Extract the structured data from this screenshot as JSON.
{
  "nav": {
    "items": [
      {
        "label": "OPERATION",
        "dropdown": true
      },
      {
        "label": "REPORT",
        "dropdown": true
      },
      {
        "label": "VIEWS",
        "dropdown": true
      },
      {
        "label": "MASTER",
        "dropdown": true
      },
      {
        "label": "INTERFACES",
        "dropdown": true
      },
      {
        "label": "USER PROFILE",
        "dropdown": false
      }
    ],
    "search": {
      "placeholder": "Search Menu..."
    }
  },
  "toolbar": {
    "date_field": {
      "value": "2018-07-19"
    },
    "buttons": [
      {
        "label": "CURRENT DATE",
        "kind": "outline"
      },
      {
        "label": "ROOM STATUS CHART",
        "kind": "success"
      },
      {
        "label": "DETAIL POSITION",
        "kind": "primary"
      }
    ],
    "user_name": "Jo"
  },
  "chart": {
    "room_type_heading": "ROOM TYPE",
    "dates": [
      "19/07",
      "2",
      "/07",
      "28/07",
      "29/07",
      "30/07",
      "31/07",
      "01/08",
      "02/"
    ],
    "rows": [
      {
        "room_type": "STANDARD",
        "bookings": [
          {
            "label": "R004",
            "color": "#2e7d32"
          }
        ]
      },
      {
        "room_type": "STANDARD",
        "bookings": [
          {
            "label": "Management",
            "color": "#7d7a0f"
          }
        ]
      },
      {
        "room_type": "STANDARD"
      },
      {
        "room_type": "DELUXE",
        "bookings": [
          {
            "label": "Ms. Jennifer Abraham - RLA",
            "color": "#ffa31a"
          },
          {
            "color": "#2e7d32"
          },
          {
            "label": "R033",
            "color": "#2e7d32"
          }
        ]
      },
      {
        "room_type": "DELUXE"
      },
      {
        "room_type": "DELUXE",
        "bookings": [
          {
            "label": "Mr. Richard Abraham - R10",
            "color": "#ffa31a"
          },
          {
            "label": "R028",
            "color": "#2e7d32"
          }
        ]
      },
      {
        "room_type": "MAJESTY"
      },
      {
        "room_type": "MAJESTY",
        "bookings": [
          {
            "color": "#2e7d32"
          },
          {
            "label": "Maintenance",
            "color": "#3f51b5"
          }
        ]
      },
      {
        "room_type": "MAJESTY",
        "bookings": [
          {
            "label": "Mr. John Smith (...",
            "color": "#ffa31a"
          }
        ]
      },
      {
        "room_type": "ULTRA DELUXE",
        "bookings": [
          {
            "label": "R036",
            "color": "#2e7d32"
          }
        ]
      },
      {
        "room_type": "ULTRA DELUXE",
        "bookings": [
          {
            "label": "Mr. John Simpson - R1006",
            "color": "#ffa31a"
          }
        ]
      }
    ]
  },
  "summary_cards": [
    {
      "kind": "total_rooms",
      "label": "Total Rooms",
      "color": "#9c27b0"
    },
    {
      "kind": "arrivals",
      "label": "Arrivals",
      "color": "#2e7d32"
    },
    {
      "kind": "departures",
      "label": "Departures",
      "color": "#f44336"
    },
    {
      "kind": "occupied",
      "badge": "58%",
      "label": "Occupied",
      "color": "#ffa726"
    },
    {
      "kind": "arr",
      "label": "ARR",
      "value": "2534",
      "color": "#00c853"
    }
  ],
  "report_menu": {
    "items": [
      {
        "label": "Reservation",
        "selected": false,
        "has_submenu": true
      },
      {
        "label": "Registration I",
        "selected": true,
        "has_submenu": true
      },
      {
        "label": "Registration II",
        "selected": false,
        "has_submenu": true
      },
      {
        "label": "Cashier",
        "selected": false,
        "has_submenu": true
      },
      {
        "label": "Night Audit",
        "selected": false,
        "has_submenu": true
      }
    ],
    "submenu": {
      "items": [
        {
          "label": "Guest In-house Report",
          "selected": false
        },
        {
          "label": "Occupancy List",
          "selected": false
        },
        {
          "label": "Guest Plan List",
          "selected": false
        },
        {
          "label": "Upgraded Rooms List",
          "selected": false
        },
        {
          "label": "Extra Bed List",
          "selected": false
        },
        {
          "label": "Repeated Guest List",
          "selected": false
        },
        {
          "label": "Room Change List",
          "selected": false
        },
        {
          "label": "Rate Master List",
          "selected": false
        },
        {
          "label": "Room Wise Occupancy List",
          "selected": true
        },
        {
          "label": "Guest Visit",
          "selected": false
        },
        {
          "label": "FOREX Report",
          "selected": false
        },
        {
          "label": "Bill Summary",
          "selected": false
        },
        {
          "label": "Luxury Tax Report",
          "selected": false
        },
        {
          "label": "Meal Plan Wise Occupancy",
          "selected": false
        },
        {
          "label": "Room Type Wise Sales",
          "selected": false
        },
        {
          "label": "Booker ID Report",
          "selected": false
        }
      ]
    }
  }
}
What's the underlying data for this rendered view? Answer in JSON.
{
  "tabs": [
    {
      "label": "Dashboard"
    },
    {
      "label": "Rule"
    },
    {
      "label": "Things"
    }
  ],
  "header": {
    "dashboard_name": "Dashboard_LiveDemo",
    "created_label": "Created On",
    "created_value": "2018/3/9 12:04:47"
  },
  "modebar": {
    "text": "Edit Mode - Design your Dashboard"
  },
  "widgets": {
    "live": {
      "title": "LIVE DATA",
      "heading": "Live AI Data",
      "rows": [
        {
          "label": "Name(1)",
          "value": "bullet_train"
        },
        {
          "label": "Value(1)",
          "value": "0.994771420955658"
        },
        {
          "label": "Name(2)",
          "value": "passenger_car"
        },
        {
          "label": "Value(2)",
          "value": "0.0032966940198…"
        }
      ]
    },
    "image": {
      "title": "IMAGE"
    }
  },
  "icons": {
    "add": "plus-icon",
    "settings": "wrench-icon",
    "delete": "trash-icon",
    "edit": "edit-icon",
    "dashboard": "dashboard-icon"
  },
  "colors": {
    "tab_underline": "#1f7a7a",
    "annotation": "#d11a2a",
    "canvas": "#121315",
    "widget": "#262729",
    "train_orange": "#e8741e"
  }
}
.....
Exercise brief - Copy each line of the data that contains the word "Guest".

Written answer -
          "label": "Guest In-house Report",
          "label": "Guest Plan List",
          "label": "Repeated Guest List",
          "label": "Guest Visit",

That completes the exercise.